## Directive
Can you copy out the data exactly? Leave the images out.

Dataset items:
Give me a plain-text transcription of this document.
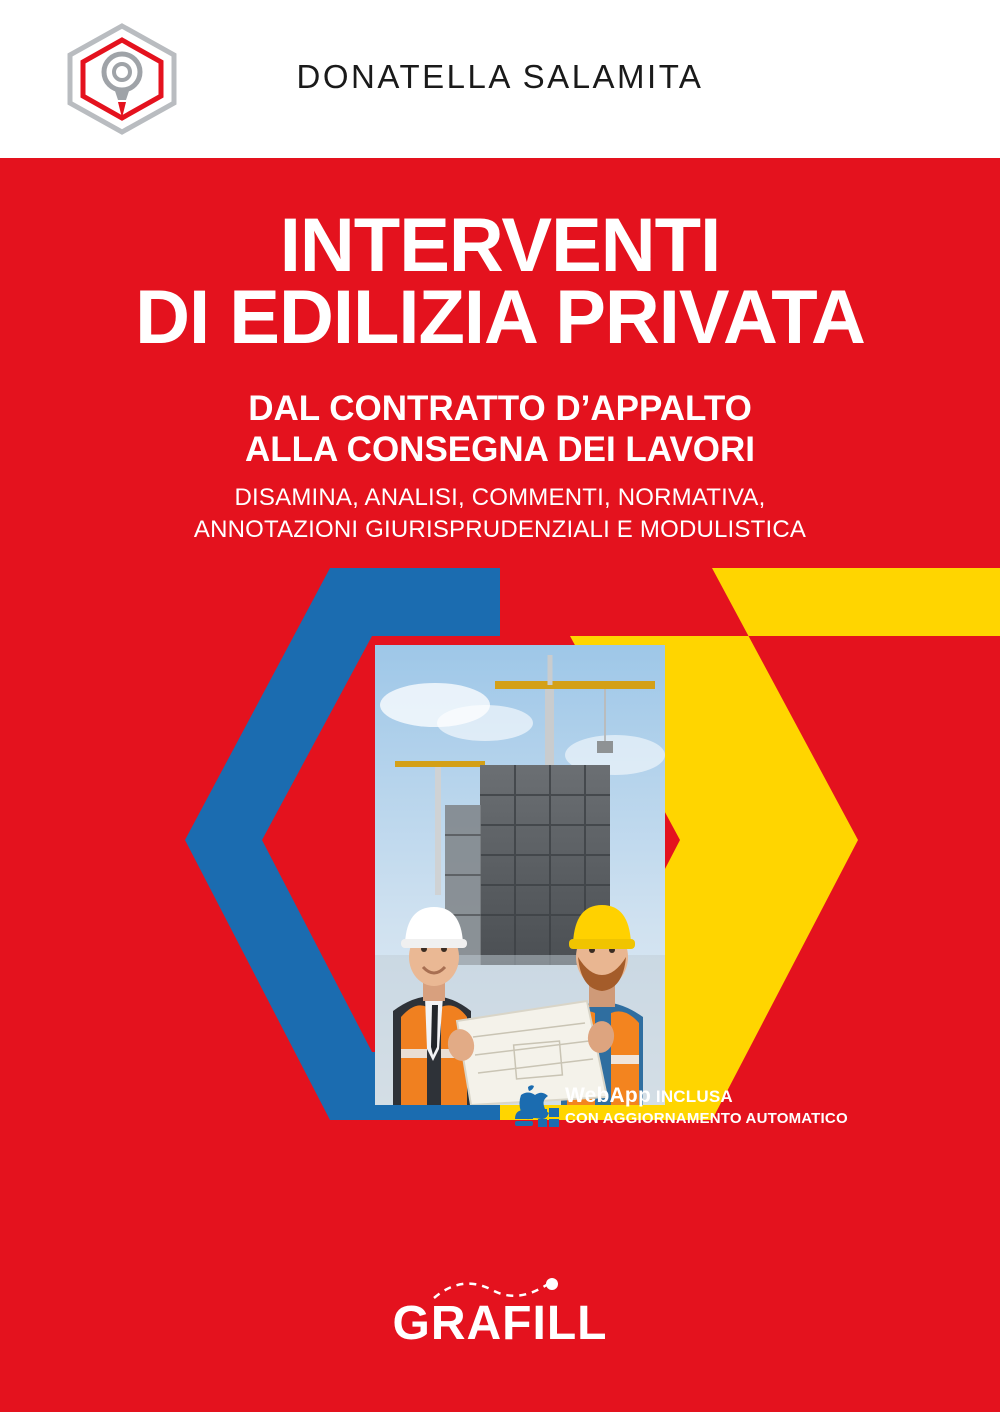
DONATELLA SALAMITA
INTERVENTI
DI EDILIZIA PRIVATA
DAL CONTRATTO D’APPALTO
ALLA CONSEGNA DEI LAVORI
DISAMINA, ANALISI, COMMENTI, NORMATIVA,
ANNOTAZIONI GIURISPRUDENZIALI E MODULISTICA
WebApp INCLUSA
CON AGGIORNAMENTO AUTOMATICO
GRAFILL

## The output
Give me a plain-text transcription of this document.
DONATELLA SALAMITA
INTERVENTI
DI EDILIZIA PRIVATA
DAL CONTRATTO D’APPALTO
ALLA CONSEGNA DEI LAVORI
DISAMINA, ANALISI, COMMENTI, NORMATIVA,
ANNOTAZIONI GIURISPRUDENZIALI E MODULISTICA
WebApp INCLUSA
CON AGGIORNAMENTO AUTOMATICO
GRAFILL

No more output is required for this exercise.